§ **Description of the task**: Collect all lines below with the string "name".

Records:

______

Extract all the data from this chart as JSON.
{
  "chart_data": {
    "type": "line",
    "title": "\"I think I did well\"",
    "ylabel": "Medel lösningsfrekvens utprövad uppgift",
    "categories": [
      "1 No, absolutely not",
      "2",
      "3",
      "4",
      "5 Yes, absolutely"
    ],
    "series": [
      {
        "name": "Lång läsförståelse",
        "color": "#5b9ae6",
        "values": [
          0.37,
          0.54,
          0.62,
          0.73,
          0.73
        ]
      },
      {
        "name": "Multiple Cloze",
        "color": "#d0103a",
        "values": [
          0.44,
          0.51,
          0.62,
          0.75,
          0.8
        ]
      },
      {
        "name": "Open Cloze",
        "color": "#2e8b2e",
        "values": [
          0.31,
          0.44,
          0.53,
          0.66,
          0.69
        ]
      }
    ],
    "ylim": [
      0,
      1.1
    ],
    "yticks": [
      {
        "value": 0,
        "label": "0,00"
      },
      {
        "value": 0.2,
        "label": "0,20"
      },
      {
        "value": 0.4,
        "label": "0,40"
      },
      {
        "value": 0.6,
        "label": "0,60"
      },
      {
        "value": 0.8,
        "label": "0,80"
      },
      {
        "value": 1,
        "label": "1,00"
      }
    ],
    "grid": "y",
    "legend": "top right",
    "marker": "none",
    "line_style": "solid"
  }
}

______

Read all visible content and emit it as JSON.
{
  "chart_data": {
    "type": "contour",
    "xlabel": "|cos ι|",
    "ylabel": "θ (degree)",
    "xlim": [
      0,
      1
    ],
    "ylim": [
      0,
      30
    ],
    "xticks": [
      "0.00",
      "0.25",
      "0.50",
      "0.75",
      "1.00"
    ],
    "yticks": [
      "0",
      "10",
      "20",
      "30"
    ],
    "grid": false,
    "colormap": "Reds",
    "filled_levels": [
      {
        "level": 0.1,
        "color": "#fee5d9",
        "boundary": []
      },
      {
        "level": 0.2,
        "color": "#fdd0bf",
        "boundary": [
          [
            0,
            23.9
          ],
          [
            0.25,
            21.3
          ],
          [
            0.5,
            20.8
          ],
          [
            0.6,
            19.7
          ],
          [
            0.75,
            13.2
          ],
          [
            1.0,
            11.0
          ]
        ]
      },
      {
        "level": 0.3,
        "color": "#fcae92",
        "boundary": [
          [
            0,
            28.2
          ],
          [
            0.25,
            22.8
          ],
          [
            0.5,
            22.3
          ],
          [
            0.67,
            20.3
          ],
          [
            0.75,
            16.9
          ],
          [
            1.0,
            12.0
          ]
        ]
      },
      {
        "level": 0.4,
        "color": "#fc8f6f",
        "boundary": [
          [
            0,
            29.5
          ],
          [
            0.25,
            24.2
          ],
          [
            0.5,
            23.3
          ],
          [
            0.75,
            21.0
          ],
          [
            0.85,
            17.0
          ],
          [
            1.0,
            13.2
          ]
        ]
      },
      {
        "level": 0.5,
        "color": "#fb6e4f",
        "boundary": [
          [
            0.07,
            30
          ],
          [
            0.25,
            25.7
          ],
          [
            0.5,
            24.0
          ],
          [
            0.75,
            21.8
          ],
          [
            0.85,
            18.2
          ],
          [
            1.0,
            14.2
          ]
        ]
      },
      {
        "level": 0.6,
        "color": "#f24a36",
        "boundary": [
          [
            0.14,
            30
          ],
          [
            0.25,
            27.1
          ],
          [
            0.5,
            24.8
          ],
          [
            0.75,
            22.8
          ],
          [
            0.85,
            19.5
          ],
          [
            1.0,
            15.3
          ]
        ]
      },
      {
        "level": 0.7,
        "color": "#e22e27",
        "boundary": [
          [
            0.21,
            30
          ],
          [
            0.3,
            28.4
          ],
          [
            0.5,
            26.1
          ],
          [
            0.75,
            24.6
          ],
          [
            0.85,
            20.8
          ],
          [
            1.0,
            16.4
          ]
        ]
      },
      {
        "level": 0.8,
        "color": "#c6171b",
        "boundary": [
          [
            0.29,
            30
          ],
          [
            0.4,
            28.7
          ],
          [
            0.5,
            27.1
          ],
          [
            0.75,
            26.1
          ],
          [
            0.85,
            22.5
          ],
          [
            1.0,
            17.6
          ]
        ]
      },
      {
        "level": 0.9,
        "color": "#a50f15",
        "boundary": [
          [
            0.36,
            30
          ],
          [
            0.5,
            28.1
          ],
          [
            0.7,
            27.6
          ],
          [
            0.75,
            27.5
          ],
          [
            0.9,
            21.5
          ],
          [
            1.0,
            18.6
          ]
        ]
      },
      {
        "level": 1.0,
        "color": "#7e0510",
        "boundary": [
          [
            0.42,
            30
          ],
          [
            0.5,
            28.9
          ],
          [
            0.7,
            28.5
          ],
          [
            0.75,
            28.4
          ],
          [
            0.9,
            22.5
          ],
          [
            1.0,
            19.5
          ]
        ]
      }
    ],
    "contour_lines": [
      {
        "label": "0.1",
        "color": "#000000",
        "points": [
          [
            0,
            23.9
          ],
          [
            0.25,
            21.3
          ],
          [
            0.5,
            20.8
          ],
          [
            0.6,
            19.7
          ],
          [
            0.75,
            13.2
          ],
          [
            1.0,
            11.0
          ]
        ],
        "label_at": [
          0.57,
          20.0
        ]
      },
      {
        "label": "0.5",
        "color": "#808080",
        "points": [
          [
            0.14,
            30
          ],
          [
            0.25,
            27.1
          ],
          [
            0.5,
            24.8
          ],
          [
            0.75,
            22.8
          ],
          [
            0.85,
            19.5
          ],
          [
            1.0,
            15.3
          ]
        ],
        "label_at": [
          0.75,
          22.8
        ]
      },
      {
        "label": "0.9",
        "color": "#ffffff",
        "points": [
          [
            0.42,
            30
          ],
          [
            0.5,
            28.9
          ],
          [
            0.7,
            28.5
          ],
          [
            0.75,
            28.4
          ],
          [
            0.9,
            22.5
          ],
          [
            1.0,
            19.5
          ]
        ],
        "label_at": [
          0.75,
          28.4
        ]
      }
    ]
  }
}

______

§ **Answer to this task**:
        "name": "Lång läsförståelse",
        "name": "Multiple Cloze",
        "name": "Open Cloze",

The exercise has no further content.